** begin Information given **

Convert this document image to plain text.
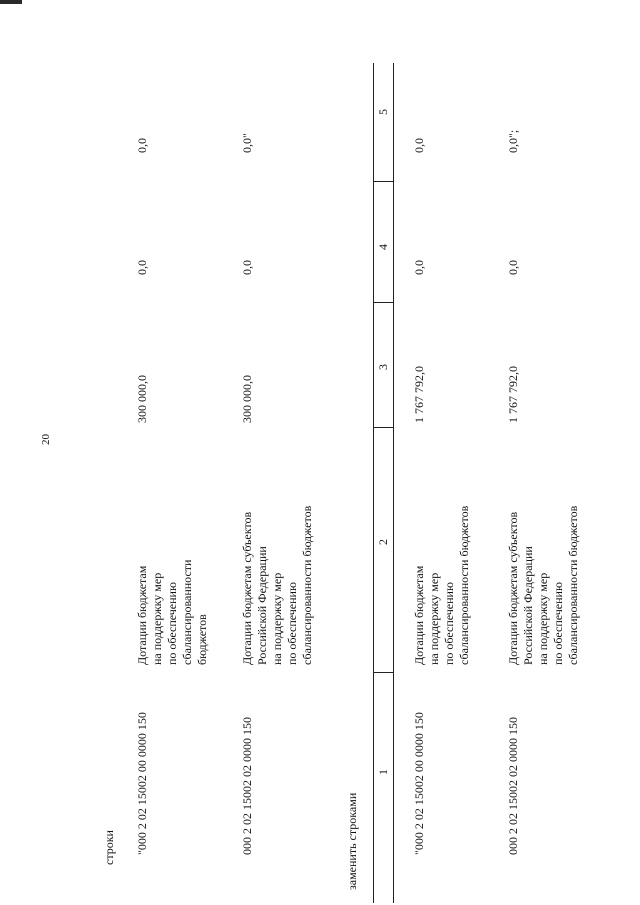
20
строки "000 2 02 15002 00 0000 150
Дотации бюджетам на поддержку мер по обеспечению сбалансированности бюджетов
300 000,0
0,0
0,0
000 2 02 15002 02 0000 150
Дотации бюджетам субъектов Российской Федерации на поддержку мер по обеспечению сбалансированности бюджетов
300 000,0
0,0
0,0"
заменить строками
1
2
3
4
5
"000 2 02 15002 00 0000 150
Дотации бюджетам на поддержку мер по обеспечению сбалансированности бюджетов
1 767 792,0
0,0
0,0
000 2 02 15002 02 0000 150
Дотации бюджетам субъектов Российской Федерации на поддержку мер по обеспечению сбалансированности бюджетов
1 767 792,0
0,0
0,0";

** end Information given **

All of the material above should be reproduced exactly, except the pictures.

#### Final result
Convert this document image to plain text.
20
строки "000 2 02 15002 00 0000 150
Дотации бюджетам на поддержку мер по обеспечению сбалансированности бюджетов
300 000,0
0,0
0,0
000 2 02 15002 02 0000 150
Дотации бюджетам субъектов Российской Федерации на поддержку мер по обеспечению сбалансированности бюджетов
300 000,0
0,0
0,0"
заменить строками
1
2
3
4
5
"000 2 02 15002 00 0000 150
Дотации бюджетам на поддержку мер по обеспечению сбалансированности бюджетов
1 767 792,0
0,0
0,0
000 2 02 15002 02 0000 150
Дотации бюджетам субъектов Российской Федерации на поддержку мер по обеспечению сбалансированности бюджетов
1 767 792,0
0,0
0,0";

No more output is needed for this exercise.